Your task> Write out all the entries word for word, but skip any images.

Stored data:
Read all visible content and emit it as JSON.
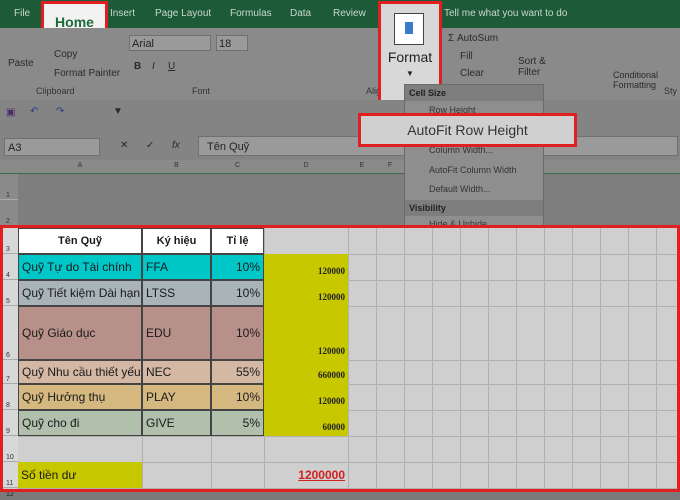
{
  "ribbon_tabs": [
    "File",
    "Home",
    "Insert",
    "Page Layout",
    "Formulas",
    "Data",
    "Review",
    "Tell me what you want to do"
  ],
  "active_tab": "Home",
  "clipboard": {
    "paste": "Paste",
    "copy": "Copy",
    "format_painter": "Format Painter",
    "group": "Clipboard"
  },
  "font": {
    "name": "Arial",
    "size": "18",
    "bold": "B",
    "italic": "I",
    "underline": "U",
    "group": "Font"
  },
  "alignment_group": "Alignm",
  "format_button": "Format",
  "editing": {
    "autosum": "AutoSum",
    "fill": "Fill",
    "clear": "Clear",
    "sort_filter": "Sort & Filter",
    "number_group": "ber"
  },
  "styles": {
    "conditional": "Conditional Formatting",
    "group": "Sty"
  },
  "formula_bar": {
    "name_box": "A3",
    "fx": "fx",
    "value": "Tên Quỹ"
  },
  "columns": [
    "A",
    "B",
    "C",
    "D",
    "E",
    "F"
  ],
  "format_menu": {
    "cell_size": "Cell Size",
    "row_height": "Row Height",
    "autofit_row": "AutoFit Row Height",
    "column_width": "Column Width...",
    "autofit_col": "AutoFit Column Width",
    "default_width": "Default Width...",
    "visibility": "Visibility",
    "hide_unhide": "Hide & Unhide"
  },
  "table": {
    "headers": [
      "Tên Quỹ",
      "Ký hiệu",
      "Tỉ lệ"
    ],
    "rows": [
      {
        "name": "Quỹ Tự do Tài chính",
        "code": "FFA",
        "rate": "10%",
        "amount": "120000",
        "color": "#00c8c8"
      },
      {
        "name": "Quỹ Tiết kiệm Dài hạn",
        "code": "LTSS",
        "rate": "10%",
        "amount": "120000",
        "color": "#a8b4b8"
      },
      {
        "name": "Quỹ Giáo dục",
        "code": "EDU",
        "rate": "10%",
        "amount": "120000",
        "color": "#b8908a"
      },
      {
        "name": "Quỹ Nhu cầu thiết yếu",
        "code": "NEC",
        "rate": "55%",
        "amount": "660000",
        "color": "#d4b8a4"
      },
      {
        "name": "Quỹ Hưởng thụ",
        "code": "PLAY",
        "rate": "10%",
        "amount": "120000",
        "color": "#d4b880"
      },
      {
        "name": "Quỹ cho đi",
        "code": "GIVE",
        "rate": "5%",
        "amount": "60000",
        "color": "#b0c0ac"
      }
    ],
    "balance_label": "Số tiền dư",
    "balance_value": "1200000",
    "amount_fill": "#c8c800"
  },
  "row_numbers": [
    "1",
    "2",
    "3",
    "4",
    "5",
    "6",
    "7",
    "8",
    "9",
    "10",
    "11",
    "12"
  ]
}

Answer in full>
Read all visible content and emit it as JSON.
{
  "ribbon_tabs": [
    "File",
    "Home",
    "Insert",
    "Page Layout",
    "Formulas",
    "Data",
    "Review",
    "Tell me what you want to do"
  ],
  "active_tab": "Home",
  "clipboard": {
    "paste": "Paste",
    "copy": "Copy",
    "format_painter": "Format Painter",
    "group": "Clipboard"
  },
  "font": {
    "name": "Arial",
    "size": "18",
    "bold": "B",
    "italic": "I",
    "underline": "U",
    "group": "Font"
  },
  "alignment_group": "Alignm",
  "format_button": "Format",
  "editing": {
    "autosum": "AutoSum",
    "fill": "Fill",
    "clear": "Clear",
    "sort_filter": "Sort & Filter",
    "number_group": "ber"
  },
  "styles": {
    "conditional": "Conditional Formatting",
    "group": "Sty"
  },
  "formula_bar": {
    "name_box": "A3",
    "fx": "fx",
    "value": "Tên Quỹ"
  },
  "columns": [
    "A",
    "B",
    "C",
    "D",
    "E",
    "F"
  ],
  "format_menu": {
    "cell_size": "Cell Size",
    "row_height": "Row Height",
    "autofit_row": "AutoFit Row Height",
    "column_width": "Column Width...",
    "autofit_col": "AutoFit Column Width",
    "default_width": "Default Width...",
    "visibility": "Visibility",
    "hide_unhide": "Hide & Unhide"
  },
  "table": {
    "headers": [
      "Tên Quỹ",
      "Ký hiệu",
      "Tỉ lệ"
    ],
    "rows": [
      {
        "name": "Quỹ Tự do Tài chính",
        "code": "FFA",
        "rate": "10%",
        "amount": "120000",
        "color": "#00c8c8"
      },
      {
        "name": "Quỹ Tiết kiệm Dài hạn",
        "code": "LTSS",
        "rate": "10%",
        "amount": "120000",
        "color": "#a8b4b8"
      },
      {
        "name": "Quỹ Giáo dục",
        "code": "EDU",
        "rate": "10%",
        "amount": "120000",
        "color": "#b8908a"
      },
      {
        "name": "Quỹ Nhu cầu thiết yếu",
        "code": "NEC",
        "rate": "55%",
        "amount": "660000",
        "color": "#d4b8a4"
      },
      {
        "name": "Quỹ Hưởng thụ",
        "code": "PLAY",
        "rate": "10%",
        "amount": "120000",
        "color": "#d4b880"
      },
      {
        "name": "Quỹ cho đi",
        "code": "GIVE",
        "rate": "5%",
        "amount": "60000",
        "color": "#b0c0ac"
      }
    ],
    "balance_label": "Số tiền dư",
    "balance_value": "1200000",
    "amount_fill": "#c8c800"
  },
  "row_numbers": [
    "1",
    "2",
    "3",
    "4",
    "5",
    "6",
    "7",
    "8",
    "9",
    "10",
    "11",
    "12"
  ]
}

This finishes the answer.